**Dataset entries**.
::::::
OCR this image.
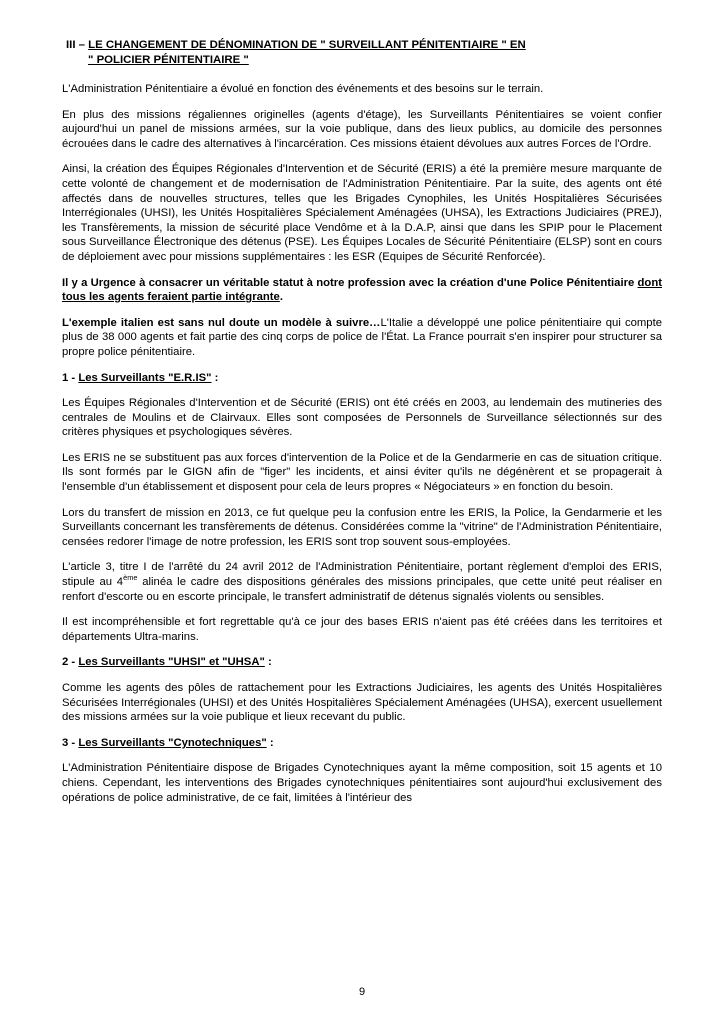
III – LE CHANGEMENT DE DÉNOMINATION DE " SURVEILLANT PÉNITENTIAIRE " EN
" POLICIER PÉNITENTIAIRE "

L'Administration Pénitentiaire a évolué en fonction des événements et des besoins sur le terrain.

En plus des missions régaliennes originelles (agents d'étage), les Surveillants Pénitentiaires se voient confier aujourd'hui un panel de missions armées, sur la voie publique, dans des lieux publics, au domicile des personnes écrouées dans le cadre des alternatives à l'incarcération. Ces missions étaient dévolues aux autres Forces de l'Ordre.

Ainsi, la création des Équipes Régionales d'Intervention et de Sécurité (ERIS) a été la première mesure marquante de cette volonté de changement et de modernisation de l'Administration Pénitentiaire. Par la suite, des agents ont été affectés dans de nouvelles structures, telles que les Brigades Cynophiles, les Unités Hospitalières Sécurisées Interrégionales (UHSI), les Unités Hospitalières Spécialement Aménagées (UHSA), les Extractions Judiciaires (PREJ), les Transfèrements, la mission de sécurité place Vendôme et à la D.A.P, ainsi que dans les SPIP pour le Placement sous Surveillance Électronique des détenus (PSE). Les Équipes Locales de Sécurité Pénitentiaire (ELSP) sont en cours de déploiement avec pour missions supplémentaires : les ESR (Equipes de Sécurité Renforcée).

Il y a Urgence à consacrer un véritable statut à notre profession avec la création d'une Police Pénitentiaire dont tous les agents feraient partie intégrante.

L'exemple italien est sans nul doute un modèle à suivre…L'Italie a développé une police pénitentiaire qui compte plus de 38 000 agents et fait partie des cinq corps de police de l'État. La France pourrait s'en inspirer pour structurer sa propre police pénitentiaire.

1 - Les Surveillants "E.R.IS" :

Les Équipes Régionales d'Intervention et de Sécurité (ERIS) ont été créés en 2003, au lendemain des mutineries des centrales de Moulins et de Clairvaux. Elles sont composées de Personnels de Surveillance sélectionnés sur des critères physiques et psychologiques sévères.

Les ERIS ne se substituent pas aux forces d'intervention de la Police et de la Gendarmerie en cas de situation critique. Ils sont formés par le GIGN afin de "figer" les incidents, et ainsi éviter qu'ils ne dégénèrent et se propagerait à l'ensemble d'un établissement et disposent pour cela de leurs propres « Négociateurs » en fonction du besoin.

Lors du transfert de mission en 2013, ce fut quelque peu la confusion entre les ERIS, la Police, la Gendarmerie et les Surveillants concernant les transfèrements de détenus. Considérées comme la "vitrine" de l'Administration Pénitentiaire, censées redorer l'image de notre profession, les ERIS sont trop souvent sous-employées.

L'article 3, titre I de l'arrêté du 24 avril 2012 de l'Administration Pénitentiaire, portant règlement d'emploi des ERIS, stipule au 4ème alinéa le cadre des dispositions générales des missions principales, que cette unité peut réaliser en renfort d'escorte ou en escorte principale, le transfert administratif de détenus signalés violents ou sensibles.

Il est incompréhensible et fort regrettable qu'à ce jour des bases ERIS n'aient pas été créées dans les territoires et départements Ultra-marins.

2 - Les Surveillants "UHSI" et "UHSA" :

Comme les agents des pôles de rattachement pour les Extractions Judiciaires, les agents des Unités Hospitalières Sécurisées Interrégionales (UHSI) et des Unités Hospitalières Spécialement Aménagées (UHSA), exercent usuellement des missions armées sur la voie publique et lieux recevant du public.

3 - Les Surveillants "Cynotechniques" :

L'Administration Pénitentiaire dispose de Brigades Cynotechniques ayant la même composition, soit 15 agents et 10 chiens. Cependant, les interventions des Brigades cynotechniques pénitentiaires sont aujourd'hui exclusivement des opérations de police administrative, de ce fait, limitées à l'intérieur des

9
::::::
**Aim of the exercise**.
Every line above should be returned word for word, with the pictures left behind.

**Solution to this exercise**.
OCR this image.
III – LE CHANGEMENT DE DÉNOMINATION DE " SURVEILLANT PÉNITENTIAIRE " EN
" POLICIER PÉNITENTIAIRE "

L'Administration Pénitentiaire a évolué en fonction des événements et des besoins sur le terrain.

En plus des missions régaliennes originelles (agents d'étage), les Surveillants Pénitentiaires se voient confier aujourd'hui un panel de missions armées, sur la voie publique, dans des lieux publics, au domicile des personnes écrouées dans le cadre des alternatives à l'incarcération. Ces missions étaient dévolues aux autres Forces de l'Ordre.

Ainsi, la création des Équipes Régionales d'Intervention et de Sécurité (ERIS) a été la première mesure marquante de cette volonté de changement et de modernisation de l'Administration Pénitentiaire. Par la suite, des agents ont été affectés dans de nouvelles structures, telles que les Brigades Cynophiles, les Unités Hospitalières Sécurisées Interrégionales (UHSI), les Unités Hospitalières Spécialement Aménagées (UHSA), les Extractions Judiciaires (PREJ), les Transfèrements, la mission de sécurité place Vendôme et à la D.A.P, ainsi que dans les SPIP pour le Placement sous Surveillance Électronique des détenus (PSE). Les Équipes Locales de Sécurité Pénitentiaire (ELSP) sont en cours de déploiement avec pour missions supplémentaires : les ESR (Equipes de Sécurité Renforcée).

Il y a Urgence à consacrer un véritable statut à notre profession avec la création d'une Police Pénitentiaire dont tous les agents feraient partie intégrante.

L'exemple italien est sans nul doute un modèle à suivre…L'Italie a développé une police pénitentiaire qui compte plus de 38 000 agents et fait partie des cinq corps de police de l'État. La France pourrait s'en inspirer pour structurer sa propre police pénitentiaire.

1 - Les Surveillants "E.R.IS" :

Les Équipes Régionales d'Intervention et de Sécurité (ERIS) ont été créés en 2003, au lendemain des mutineries des centrales de Moulins et de Clairvaux. Elles sont composées de Personnels de Surveillance sélectionnés sur des critères physiques et psychologiques sévères.

Les ERIS ne se substituent pas aux forces d'intervention de la Police et de la Gendarmerie en cas de situation critique. Ils sont formés par le GIGN afin de "figer" les incidents, et ainsi éviter qu'ils ne dégénèrent et se propagerait à l'ensemble d'un établissement et disposent pour cela de leurs propres « Négociateurs » en fonction du besoin.

Lors du transfert de mission en 2013, ce fut quelque peu la confusion entre les ERIS, la Police, la Gendarmerie et les Surveillants concernant les transfèrements de détenus. Considérées comme la "vitrine" de l'Administration Pénitentiaire, censées redorer l'image de notre profession, les ERIS sont trop souvent sous-employées.

L'article 3, titre I de l'arrêté du 24 avril 2012 de l'Administration Pénitentiaire, portant règlement d'emploi des ERIS, stipule au 4ème alinéa le cadre des dispositions générales des missions principales, que cette unité peut réaliser en renfort d'escorte ou en escorte principale, le transfert administratif de détenus signalés violents ou sensibles.

Il est incompréhensible et fort regrettable qu'à ce jour des bases ERIS n'aient pas été créées dans les territoires et départements Ultra-marins.

2 - Les Surveillants "UHSI" et "UHSA" :

Comme les agents des pôles de rattachement pour les Extractions Judiciaires, les agents des Unités Hospitalières Sécurisées Interrégionales (UHSI) et des Unités Hospitalières Spécialement Aménagées (UHSA), exercent usuellement des missions armées sur la voie publique et lieux recevant du public.

3 - Les Surveillants "Cynotechniques" :

L'Administration Pénitentiaire dispose de Brigades Cynotechniques ayant la même composition, soit 15 agents et 10 chiens. Cependant, les interventions des Brigades cynotechniques pénitentiaires sont aujourd'hui exclusivement des opérations de police administrative, de ce fait, limitées à l'intérieur des

9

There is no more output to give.